**Your task:**
Lines from the one containing "Read out every word on this page." through the end of the data are to be returned exactly, and no others.

**Provided material:**
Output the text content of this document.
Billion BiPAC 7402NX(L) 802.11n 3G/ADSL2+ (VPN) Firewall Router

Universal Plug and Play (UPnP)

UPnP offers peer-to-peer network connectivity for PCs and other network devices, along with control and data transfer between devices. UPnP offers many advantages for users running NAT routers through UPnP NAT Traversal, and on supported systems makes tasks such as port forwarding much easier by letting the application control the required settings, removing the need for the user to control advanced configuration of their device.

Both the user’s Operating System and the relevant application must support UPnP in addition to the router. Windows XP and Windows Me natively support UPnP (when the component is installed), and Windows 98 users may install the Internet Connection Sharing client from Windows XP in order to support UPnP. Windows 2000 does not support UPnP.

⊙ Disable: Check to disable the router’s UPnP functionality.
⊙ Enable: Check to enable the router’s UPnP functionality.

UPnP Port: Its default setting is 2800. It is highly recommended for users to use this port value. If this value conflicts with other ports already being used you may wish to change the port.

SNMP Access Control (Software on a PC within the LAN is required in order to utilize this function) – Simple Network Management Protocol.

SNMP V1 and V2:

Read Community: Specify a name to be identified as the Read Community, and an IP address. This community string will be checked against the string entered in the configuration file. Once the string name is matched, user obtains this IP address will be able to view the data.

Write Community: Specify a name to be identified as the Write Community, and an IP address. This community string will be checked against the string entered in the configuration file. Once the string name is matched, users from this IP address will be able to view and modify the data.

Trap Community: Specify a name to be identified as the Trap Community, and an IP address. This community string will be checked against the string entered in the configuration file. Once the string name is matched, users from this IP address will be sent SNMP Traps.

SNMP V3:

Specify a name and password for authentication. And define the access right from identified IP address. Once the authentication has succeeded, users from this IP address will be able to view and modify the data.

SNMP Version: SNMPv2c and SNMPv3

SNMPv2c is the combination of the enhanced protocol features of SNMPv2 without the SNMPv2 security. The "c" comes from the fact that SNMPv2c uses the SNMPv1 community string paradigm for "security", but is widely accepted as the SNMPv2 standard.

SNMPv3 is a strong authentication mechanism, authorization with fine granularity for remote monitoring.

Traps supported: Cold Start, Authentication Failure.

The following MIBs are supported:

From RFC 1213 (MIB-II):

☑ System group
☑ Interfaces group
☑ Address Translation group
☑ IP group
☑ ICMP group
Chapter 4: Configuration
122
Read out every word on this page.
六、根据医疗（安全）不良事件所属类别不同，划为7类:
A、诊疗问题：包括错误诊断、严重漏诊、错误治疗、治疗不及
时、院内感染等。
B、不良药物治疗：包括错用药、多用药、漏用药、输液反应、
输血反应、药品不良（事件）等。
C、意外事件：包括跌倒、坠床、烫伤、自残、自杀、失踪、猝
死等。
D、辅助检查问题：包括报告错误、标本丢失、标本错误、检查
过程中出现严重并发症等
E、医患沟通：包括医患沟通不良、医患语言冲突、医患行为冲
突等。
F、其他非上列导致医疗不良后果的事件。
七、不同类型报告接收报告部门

**Task response:**
Read out every word on this page.
六、根据医疗（安全）不良事件所属类别不同，划为7类:
A、诊疗问题：包括错误诊断、严重漏诊、错误治疗、治疗不及
时、院内感染等。
B、不良药物治疗：包括错用药、多用药、漏用药、输液反应、
输血反应、药品不良（事件）等。
C、意外事件：包括跌倒、坠床、烫伤、自残、自杀、失踪、猝
死等。
D、辅助检查问题：包括报告错误、标本丢失、标本错误、检查
过程中出现严重并发症等
E、医患沟通：包括医患沟通不良、医患语言冲突、医患行为冲
突等。
F、其他非上列导致医疗不良后果的事件。
七、不同类型报告接收报告部门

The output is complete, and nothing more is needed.